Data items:
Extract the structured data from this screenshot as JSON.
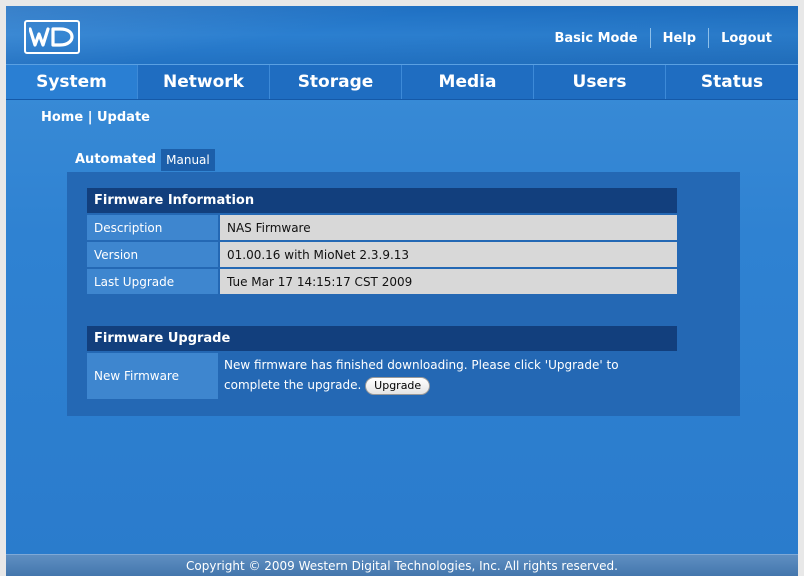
{
  "brand": "WD",
  "top_links": [
    "Basic Mode",
    "Help",
    "Logout"
  ],
  "nav": [
    "System",
    "Network",
    "Storage",
    "Media",
    "Users",
    "Status"
  ],
  "breadcrumb": {
    "home": "Home",
    "sep": "|",
    "current": "Update"
  },
  "tabs": {
    "automated": "Automated",
    "manual": "Manual"
  },
  "firmware_info": {
    "title": "Firmware Information",
    "rows": [
      {
        "label": "Description",
        "value": "NAS Firmware"
      },
      {
        "label": "Version",
        "value": "01.00.16 with MioNet 2.3.9.13"
      },
      {
        "label": "Last Upgrade",
        "value": "Tue Mar 17 14:15:17 CST 2009"
      }
    ]
  },
  "firmware_upgrade": {
    "title": "Firmware Upgrade",
    "label": "New Firmware",
    "message": "New firmware has finished downloading. Please click 'Upgrade' to complete the upgrade.",
    "button": "Upgrade"
  },
  "footer": "Copyright © 2009 Western Digital Technologies, Inc. All rights reserved.",
  "colors": {
    "accent": "#2a7bcc",
    "header_dark": "#123f7d",
    "value_bg": "#d8d8d8"
  }
}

**Problem statement**: Reproduce all of the data exactly, omitting each picture it holds.

**Result of this exercise**:
Extract the structured data from this screenshot as JSON.
{
  "brand": "WD",
  "top_links": [
    "Basic Mode",
    "Help",
    "Logout"
  ],
  "nav": [
    "System",
    "Network",
    "Storage",
    "Media",
    "Users",
    "Status"
  ],
  "breadcrumb": {
    "home": "Home",
    "sep": "|",
    "current": "Update"
  },
  "tabs": {
    "automated": "Automated",
    "manual": "Manual"
  },
  "firmware_info": {
    "title": "Firmware Information",
    "rows": [
      {
        "label": "Description",
        "value": "NAS Firmware"
      },
      {
        "label": "Version",
        "value": "01.00.16 with MioNet 2.3.9.13"
      },
      {
        "label": "Last Upgrade",
        "value": "Tue Mar 17 14:15:17 CST 2009"
      }
    ]
  },
  "firmware_upgrade": {
    "title": "Firmware Upgrade",
    "label": "New Firmware",
    "message": "New firmware has finished downloading. Please click 'Upgrade' to complete the upgrade.",
    "button": "Upgrade"
  },
  "footer": "Copyright © 2009 Western Digital Technologies, Inc. All rights reserved.",
  "colors": {
    "accent": "#2a7bcc",
    "header_dark": "#123f7d",
    "value_bg": "#d8d8d8"
  }
}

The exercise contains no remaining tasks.